[Records from a collection of figures]
______________________________

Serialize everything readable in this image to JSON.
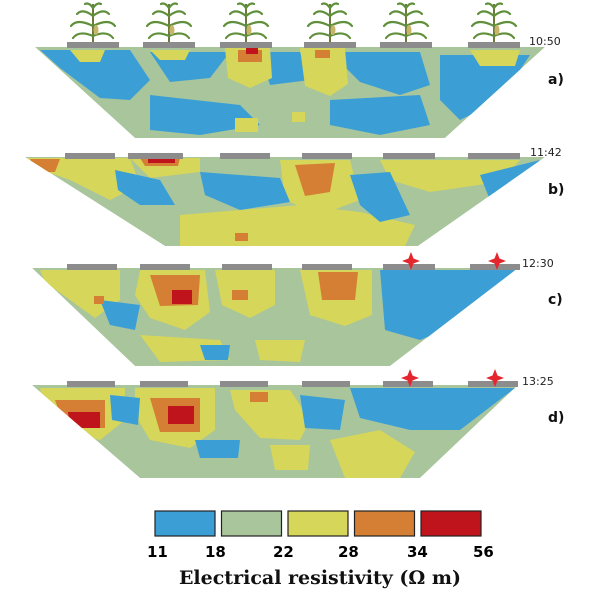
{
  "colors": {
    "blue": "#3b9fd6",
    "sage": "#a8c59c",
    "yellow": "#d6d65a",
    "orange": "#d47f33",
    "red": "#c0141c",
    "electrode": "#8c8c8c",
    "marker": "#e4262e"
  },
  "panels": [
    {
      "id": "a",
      "label": "a)",
      "time": "10:50",
      "plants": true,
      "markers": false
    },
    {
      "id": "b",
      "label": "b)",
      "time": "11:42",
      "plants": false,
      "markers": false
    },
    {
      "id": "c",
      "label": "c)",
      "time": "12:30",
      "plants": false,
      "markers": true
    },
    {
      "id": "d",
      "label": "d)",
      "time": "13:25",
      "plants": false,
      "markers": true
    }
  ],
  "legend": {
    "title": "Electrical resistivity (Ω m)",
    "ticks": [
      "11",
      "18",
      "22",
      "28",
      "34",
      "56"
    ],
    "swatch_colors": [
      "#3b9fd6",
      "#a8c59c",
      "#d6d65a",
      "#d47f33",
      "#c0141c"
    ]
  }
}
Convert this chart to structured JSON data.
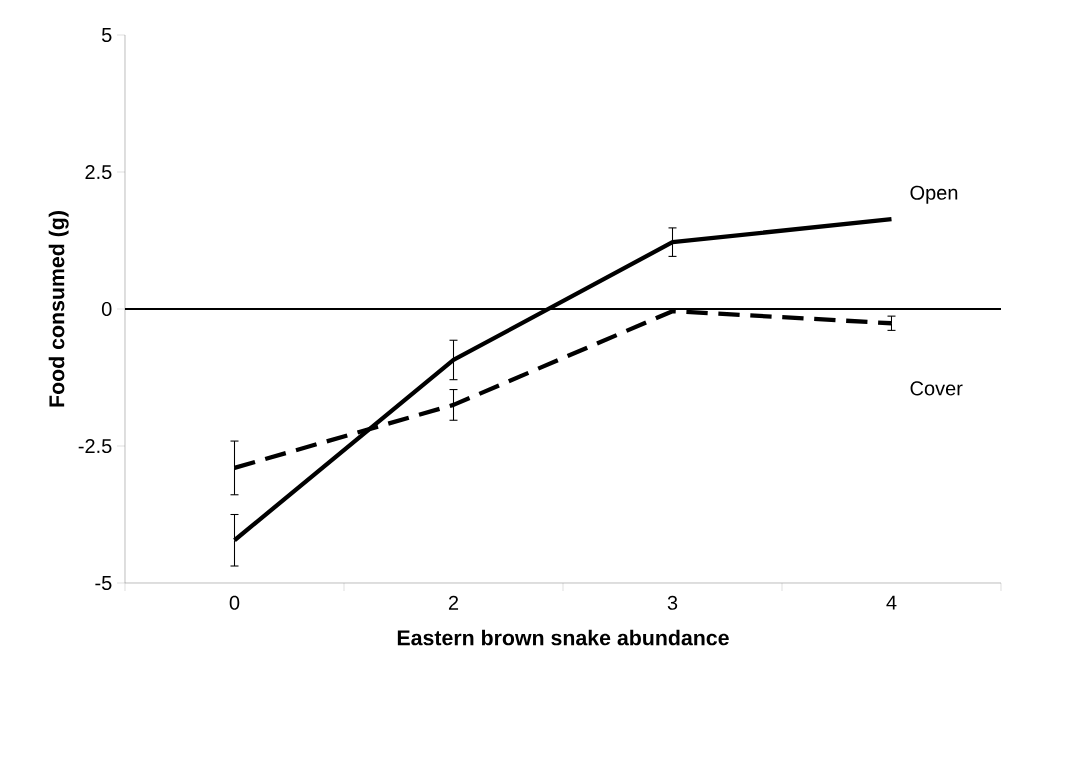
{
  "chart_data": {
    "type": "line",
    "xlabel": "Eastern brown snake abundance",
    "ylabel": "Food consumed (g)",
    "categories": [
      "0",
      "2",
      "3",
      "4"
    ],
    "series": [
      {
        "name": "Open",
        "color": "#000000",
        "line_style": "solid",
        "values": [
          -4.22,
          -0.93,
          1.22,
          1.64
        ],
        "errors": [
          0.47,
          0.36,
          0.26,
          null
        ]
      },
      {
        "name": "Cover",
        "color": "#000000",
        "line_style": "dashed",
        "values": [
          -2.9,
          -1.75,
          -0.04,
          -0.26
        ],
        "errors": [
          0.49,
          0.28,
          null,
          0.13
        ]
      }
    ],
    "ylim": [
      -5,
      5
    ],
    "yticks": [
      -5,
      -2.5,
      0,
      2.5,
      5
    ],
    "ref_lines": [
      {
        "axis": "y",
        "value": 0
      }
    ],
    "grid": false,
    "marker": "none"
  }
}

______________________________

*WHAT YOU HAVE TO DO*
Repeat the records above verbatim, with no pictures in the result.

*FINISHED ANSWER*
Serialize everything readable in this image to JSON.
{
  "colors": {
    "blue": "#3b9fd6",
    "sage": "#a8c59c",
    "yellow": "#d6d65a",
    "orange": "#d47f33",
    "red": "#c0141c",
    "electrode": "#8c8c8c",
    "marker": "#e4262e"
  },
  "panels": [
    {
      "id": "a",
      "label": "a)",
      "time": "10:50",
      "plants": true,
      "markers": false
    },
    {
      "id": "b",
      "label": "b)",
      "time": "11:42",
      "plants": false,
      "markers": false
    },
    {
      "id": "c",
      "label": "c)",
      "time": "12:30",
      "plants": false,
      "markers": true
    },
    {
      "id": "d",
      "label": "d)",
      "time": "13:25",
      "plants": false,
      "markers": true
    }
  ],
  "legend": {
    "title": "Electrical resistivity (Ω m)",
    "ticks": [
      "11",
      "18",
      "22",
      "28",
      "34",
      "56"
    ],
    "swatch_colors": [
      "#3b9fd6",
      "#a8c59c",
      "#d6d65a",
      "#d47f33",
      "#c0141c"
    ]
  }
}
Convert this chart to structured JSON data.
{
  "chart_data": {
    "type": "line",
    "xlabel": "Eastern brown snake abundance",
    "ylabel": "Food consumed (g)",
    "categories": [
      "0",
      "2",
      "3",
      "4"
    ],
    "series": [
      {
        "name": "Open",
        "color": "#000000",
        "line_style": "solid",
        "values": [
          -4.22,
          -0.93,
          1.22,
          1.64
        ],
        "errors": [
          0.47,
          0.36,
          0.26,
          null
        ]
      },
      {
        "name": "Cover",
        "color": "#000000",
        "line_style": "dashed",
        "values": [
          -2.9,
          -1.75,
          -0.04,
          -0.26
        ],
        "errors": [
          0.49,
          0.28,
          null,
          0.13
        ]
      }
    ],
    "ylim": [
      -5,
      5
    ],
    "yticks": [
      -5,
      -2.5,
      0,
      2.5,
      5
    ],
    "ref_lines": [
      {
        "axis": "y",
        "value": 0
      }
    ],
    "grid": false,
    "marker": "none"
  }
}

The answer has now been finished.